__Rows__:
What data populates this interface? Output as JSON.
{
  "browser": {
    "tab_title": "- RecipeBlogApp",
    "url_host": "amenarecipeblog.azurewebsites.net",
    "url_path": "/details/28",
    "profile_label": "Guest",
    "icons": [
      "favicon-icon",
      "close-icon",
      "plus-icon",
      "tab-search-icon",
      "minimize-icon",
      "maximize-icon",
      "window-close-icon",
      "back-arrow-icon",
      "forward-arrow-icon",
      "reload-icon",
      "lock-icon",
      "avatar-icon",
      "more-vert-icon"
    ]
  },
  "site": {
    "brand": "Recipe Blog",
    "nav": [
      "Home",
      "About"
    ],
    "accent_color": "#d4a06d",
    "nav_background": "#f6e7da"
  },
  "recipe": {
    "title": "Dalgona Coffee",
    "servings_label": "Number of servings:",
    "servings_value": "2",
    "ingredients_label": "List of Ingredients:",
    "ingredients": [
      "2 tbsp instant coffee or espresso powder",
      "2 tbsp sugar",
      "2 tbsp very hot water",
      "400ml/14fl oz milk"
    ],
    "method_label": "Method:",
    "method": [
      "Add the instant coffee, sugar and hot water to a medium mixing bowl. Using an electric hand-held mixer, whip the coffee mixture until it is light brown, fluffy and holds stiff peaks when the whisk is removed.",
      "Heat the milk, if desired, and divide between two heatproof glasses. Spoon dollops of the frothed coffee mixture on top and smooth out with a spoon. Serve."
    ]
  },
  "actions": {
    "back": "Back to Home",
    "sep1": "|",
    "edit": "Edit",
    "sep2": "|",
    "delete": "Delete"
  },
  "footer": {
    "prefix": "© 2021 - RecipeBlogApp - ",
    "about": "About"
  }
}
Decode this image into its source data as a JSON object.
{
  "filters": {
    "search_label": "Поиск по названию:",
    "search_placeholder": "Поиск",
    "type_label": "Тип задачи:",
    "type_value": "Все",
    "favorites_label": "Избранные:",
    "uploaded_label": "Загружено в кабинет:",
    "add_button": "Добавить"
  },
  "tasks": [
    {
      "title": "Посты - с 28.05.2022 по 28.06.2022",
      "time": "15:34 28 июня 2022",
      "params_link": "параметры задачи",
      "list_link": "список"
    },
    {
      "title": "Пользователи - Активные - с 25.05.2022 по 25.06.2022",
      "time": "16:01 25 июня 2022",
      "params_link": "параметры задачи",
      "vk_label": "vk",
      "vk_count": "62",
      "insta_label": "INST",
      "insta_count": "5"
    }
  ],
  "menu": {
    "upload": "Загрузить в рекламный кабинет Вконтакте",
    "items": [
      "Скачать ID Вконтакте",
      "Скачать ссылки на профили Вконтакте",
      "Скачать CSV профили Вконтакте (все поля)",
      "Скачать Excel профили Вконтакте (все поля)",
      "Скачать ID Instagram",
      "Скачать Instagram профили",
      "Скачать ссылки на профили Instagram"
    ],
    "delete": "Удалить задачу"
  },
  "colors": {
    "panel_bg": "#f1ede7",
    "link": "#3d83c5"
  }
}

__Requirement__:
Transcribe every line of the data, exactly as it stands.

__Response to the exercise__:
What data populates this interface? Output as JSON.
{
  "browser": {
    "tab_title": "- RecipeBlogApp",
    "url_host": "amenarecipeblog.azurewebsites.net",
    "url_path": "/details/28",
    "profile_label": "Guest",
    "icons": [
      "favicon-icon",
      "close-icon",
      "plus-icon",
      "tab-search-icon",
      "minimize-icon",
      "maximize-icon",
      "window-close-icon",
      "back-arrow-icon",
      "forward-arrow-icon",
      "reload-icon",
      "lock-icon",
      "avatar-icon",
      "more-vert-icon"
    ]
  },
  "site": {
    "brand": "Recipe Blog",
    "nav": [
      "Home",
      "About"
    ],
    "accent_color": "#d4a06d",
    "nav_background": "#f6e7da"
  },
  "recipe": {
    "title": "Dalgona Coffee",
    "servings_label": "Number of servings:",
    "servings_value": "2",
    "ingredients_label": "List of Ingredients:",
    "ingredients": [
      "2 tbsp instant coffee or espresso powder",
      "2 tbsp sugar",
      "2 tbsp very hot water",
      "400ml/14fl oz milk"
    ],
    "method_label": "Method:",
    "method": [
      "Add the instant coffee, sugar and hot water to a medium mixing bowl. Using an electric hand-held mixer, whip the coffee mixture until it is light brown, fluffy and holds stiff peaks when the whisk is removed.",
      "Heat the milk, if desired, and divide between two heatproof glasses. Spoon dollops of the frothed coffee mixture on top and smooth out with a spoon. Serve."
    ]
  },
  "actions": {
    "back": "Back to Home",
    "sep1": "|",
    "edit": "Edit",
    "sep2": "|",
    "delete": "Delete"
  },
  "footer": {
    "prefix": "© 2021 - RecipeBlogApp - ",
    "about": "About"
  }
}
Decode this image into its source data as a JSON object.
{
  "filters": {
    "search_label": "Поиск по названию:",
    "search_placeholder": "Поиск",
    "type_label": "Тип задачи:",
    "type_value": "Все",
    "favorites_label": "Избранные:",
    "uploaded_label": "Загружено в кабинет:",
    "add_button": "Добавить"
  },
  "tasks": [
    {
      "title": "Посты - с 28.05.2022 по 28.06.2022",
      "time": "15:34 28 июня 2022",
      "params_link": "параметры задачи",
      "list_link": "список"
    },
    {
      "title": "Пользователи - Активные - с 25.05.2022 по 25.06.2022",
      "time": "16:01 25 июня 2022",
      "params_link": "параметры задачи",
      "vk_label": "vk",
      "vk_count": "62",
      "insta_label": "INST",
      "insta_count": "5"
    }
  ],
  "menu": {
    "upload": "Загрузить в рекламный кабинет Вконтакте",
    "items": [
      "Скачать ID Вконтакте",
      "Скачать ссылки на профили Вконтакте",
      "Скачать CSV профили Вконтакте (все поля)",
      "Скачать Excel профили Вконтакте (все поля)",
      "Скачать ID Instagram",
      "Скачать Instagram профили",
      "Скачать ссылки на профили Instagram"
    ],
    "delete": "Удалить задачу"
  },
  "colors": {
    "panel_bg": "#f1ede7",
    "link": "#3d83c5"
  }
}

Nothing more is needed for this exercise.